## Task details
What follows is a block of records; restate each one word for word.

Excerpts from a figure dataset
* Start *

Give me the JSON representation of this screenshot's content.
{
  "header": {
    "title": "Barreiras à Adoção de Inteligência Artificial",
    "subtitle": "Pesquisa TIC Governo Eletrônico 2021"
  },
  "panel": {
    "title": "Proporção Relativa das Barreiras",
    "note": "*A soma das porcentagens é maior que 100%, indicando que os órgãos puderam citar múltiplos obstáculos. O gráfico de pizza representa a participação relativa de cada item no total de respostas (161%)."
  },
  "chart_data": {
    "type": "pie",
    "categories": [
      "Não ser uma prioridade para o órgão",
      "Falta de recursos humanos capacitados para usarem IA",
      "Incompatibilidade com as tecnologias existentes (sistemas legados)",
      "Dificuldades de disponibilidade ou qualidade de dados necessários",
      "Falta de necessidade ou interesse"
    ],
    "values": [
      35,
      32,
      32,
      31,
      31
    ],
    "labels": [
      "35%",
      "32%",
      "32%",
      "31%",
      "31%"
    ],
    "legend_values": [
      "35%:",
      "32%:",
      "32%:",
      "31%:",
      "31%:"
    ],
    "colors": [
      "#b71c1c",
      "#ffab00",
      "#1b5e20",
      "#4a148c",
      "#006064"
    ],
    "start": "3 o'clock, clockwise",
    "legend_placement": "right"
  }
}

* End *

## Solution for this exercise
Give me the JSON representation of this screenshot's content.
{
  "header": {
    "title": "Barreiras à Adoção de Inteligência Artificial",
    "subtitle": "Pesquisa TIC Governo Eletrônico 2021"
  },
  "panel": {
    "title": "Proporção Relativa das Barreiras",
    "note": "*A soma das porcentagens é maior que 100%, indicando que os órgãos puderam citar múltiplos obstáculos. O gráfico de pizza representa a participação relativa de cada item no total de respostas (161%)."
  },
  "chart_data": {
    "type": "pie",
    "categories": [
      "Não ser uma prioridade para o órgão",
      "Falta de recursos humanos capacitados para usarem IA",
      "Incompatibilidade com as tecnologias existentes (sistemas legados)",
      "Dificuldades de disponibilidade ou qualidade de dados necessários",
      "Falta de necessidade ou interesse"
    ],
    "values": [
      35,
      32,
      32,
      31,
      31
    ],
    "labels": [
      "35%",
      "32%",
      "32%",
      "31%",
      "31%"
    ],
    "legend_values": [
      "35%:",
      "32%:",
      "32%:",
      "31%:",
      "31%:"
    ],
    "colors": [
      "#b71c1c",
      "#ffab00",
      "#1b5e20",
      "#4a148c",
      "#006064"
    ],
    "start": "3 o'clock, clockwise",
    "legend_placement": "right"
  }
}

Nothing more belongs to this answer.